──────── DATA RECORDS ────────

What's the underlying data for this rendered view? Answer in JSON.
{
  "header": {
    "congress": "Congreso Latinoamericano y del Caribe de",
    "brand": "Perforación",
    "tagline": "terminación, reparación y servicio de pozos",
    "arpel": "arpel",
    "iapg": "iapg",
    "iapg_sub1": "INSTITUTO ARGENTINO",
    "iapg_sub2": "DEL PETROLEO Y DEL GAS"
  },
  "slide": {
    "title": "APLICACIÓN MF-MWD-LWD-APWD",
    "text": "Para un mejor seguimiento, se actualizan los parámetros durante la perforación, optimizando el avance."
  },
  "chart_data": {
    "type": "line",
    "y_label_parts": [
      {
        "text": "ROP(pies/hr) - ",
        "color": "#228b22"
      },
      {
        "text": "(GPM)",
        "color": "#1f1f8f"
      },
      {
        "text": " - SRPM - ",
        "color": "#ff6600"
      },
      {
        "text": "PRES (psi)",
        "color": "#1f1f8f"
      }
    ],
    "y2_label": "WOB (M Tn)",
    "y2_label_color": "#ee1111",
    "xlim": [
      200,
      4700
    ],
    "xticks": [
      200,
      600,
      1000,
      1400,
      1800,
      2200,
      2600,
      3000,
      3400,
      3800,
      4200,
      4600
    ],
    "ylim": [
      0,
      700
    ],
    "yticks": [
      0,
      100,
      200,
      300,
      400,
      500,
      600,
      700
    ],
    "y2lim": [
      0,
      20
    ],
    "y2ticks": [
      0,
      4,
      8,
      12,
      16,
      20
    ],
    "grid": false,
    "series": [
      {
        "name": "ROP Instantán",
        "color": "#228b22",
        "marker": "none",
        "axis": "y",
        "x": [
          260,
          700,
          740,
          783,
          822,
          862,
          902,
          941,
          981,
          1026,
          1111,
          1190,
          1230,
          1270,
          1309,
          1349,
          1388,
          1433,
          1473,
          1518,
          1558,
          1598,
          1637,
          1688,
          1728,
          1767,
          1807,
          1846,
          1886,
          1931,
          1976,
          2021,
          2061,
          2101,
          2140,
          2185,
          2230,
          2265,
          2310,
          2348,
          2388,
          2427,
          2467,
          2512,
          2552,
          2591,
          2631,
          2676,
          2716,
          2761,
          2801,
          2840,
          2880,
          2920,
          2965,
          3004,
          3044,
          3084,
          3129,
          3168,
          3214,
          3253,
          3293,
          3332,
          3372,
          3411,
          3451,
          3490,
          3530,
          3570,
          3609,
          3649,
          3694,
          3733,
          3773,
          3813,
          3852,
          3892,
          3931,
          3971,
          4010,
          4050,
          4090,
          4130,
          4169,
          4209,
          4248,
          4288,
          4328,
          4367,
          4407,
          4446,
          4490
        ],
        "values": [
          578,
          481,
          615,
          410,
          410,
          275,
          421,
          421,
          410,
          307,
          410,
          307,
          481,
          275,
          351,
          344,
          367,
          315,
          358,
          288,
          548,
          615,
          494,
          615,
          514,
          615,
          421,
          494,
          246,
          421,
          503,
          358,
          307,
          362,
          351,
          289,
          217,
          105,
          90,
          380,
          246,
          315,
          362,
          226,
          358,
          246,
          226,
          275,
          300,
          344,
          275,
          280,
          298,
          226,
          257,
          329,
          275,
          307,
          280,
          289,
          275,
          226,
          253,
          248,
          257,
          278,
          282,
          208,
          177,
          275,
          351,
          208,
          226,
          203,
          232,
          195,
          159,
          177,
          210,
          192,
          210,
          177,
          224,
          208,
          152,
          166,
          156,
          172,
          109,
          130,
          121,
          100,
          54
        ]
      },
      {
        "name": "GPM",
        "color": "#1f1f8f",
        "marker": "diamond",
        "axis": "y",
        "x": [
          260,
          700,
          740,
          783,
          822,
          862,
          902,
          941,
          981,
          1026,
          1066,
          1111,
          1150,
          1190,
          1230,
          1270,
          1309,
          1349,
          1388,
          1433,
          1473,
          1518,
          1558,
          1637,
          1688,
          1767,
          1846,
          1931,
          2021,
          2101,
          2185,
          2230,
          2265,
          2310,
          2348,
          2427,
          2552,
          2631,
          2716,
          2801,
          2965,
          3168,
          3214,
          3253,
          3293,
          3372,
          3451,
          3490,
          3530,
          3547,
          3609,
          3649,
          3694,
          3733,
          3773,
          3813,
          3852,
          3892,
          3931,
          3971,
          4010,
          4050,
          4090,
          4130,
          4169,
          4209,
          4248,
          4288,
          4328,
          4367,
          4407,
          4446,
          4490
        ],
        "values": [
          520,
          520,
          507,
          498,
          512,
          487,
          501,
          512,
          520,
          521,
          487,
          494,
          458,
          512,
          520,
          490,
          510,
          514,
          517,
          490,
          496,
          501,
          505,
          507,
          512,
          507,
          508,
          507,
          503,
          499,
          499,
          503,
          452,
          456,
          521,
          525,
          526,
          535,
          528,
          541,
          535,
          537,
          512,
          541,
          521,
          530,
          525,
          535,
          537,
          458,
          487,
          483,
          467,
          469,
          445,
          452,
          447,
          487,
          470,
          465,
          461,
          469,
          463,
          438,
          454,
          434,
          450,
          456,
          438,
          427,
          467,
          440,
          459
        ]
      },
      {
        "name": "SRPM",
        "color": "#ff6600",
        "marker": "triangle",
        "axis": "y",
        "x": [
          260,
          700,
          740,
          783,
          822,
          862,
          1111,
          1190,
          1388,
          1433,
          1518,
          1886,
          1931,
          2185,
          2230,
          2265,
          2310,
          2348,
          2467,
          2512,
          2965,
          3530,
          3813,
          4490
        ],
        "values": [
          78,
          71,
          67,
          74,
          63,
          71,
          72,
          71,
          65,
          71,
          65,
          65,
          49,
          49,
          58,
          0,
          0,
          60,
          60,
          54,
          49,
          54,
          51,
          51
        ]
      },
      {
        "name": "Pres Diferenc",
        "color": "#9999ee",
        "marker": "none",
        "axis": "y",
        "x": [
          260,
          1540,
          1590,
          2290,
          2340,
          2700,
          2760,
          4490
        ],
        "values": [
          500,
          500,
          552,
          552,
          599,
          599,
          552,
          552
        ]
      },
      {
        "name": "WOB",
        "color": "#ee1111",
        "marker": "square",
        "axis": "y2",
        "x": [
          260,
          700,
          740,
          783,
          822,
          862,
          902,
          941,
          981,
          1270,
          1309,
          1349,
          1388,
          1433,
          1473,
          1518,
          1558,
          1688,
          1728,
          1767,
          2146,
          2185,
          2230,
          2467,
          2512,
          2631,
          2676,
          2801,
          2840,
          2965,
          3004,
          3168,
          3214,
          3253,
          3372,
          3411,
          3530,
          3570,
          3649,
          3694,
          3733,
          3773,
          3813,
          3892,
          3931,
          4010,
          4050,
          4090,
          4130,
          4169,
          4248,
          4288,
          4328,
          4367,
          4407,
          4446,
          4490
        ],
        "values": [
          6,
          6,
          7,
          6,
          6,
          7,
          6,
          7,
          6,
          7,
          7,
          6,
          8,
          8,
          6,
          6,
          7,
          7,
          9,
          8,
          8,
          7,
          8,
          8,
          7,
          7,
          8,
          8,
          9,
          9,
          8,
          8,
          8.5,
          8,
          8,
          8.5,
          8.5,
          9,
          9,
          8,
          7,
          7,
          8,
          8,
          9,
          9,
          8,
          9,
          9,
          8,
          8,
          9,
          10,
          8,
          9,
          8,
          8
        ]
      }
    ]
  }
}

────────

TASK BRIEF — From the material given, work out how many lines hold the string "marker"; state that number and nothing further.

OUTPUT — 5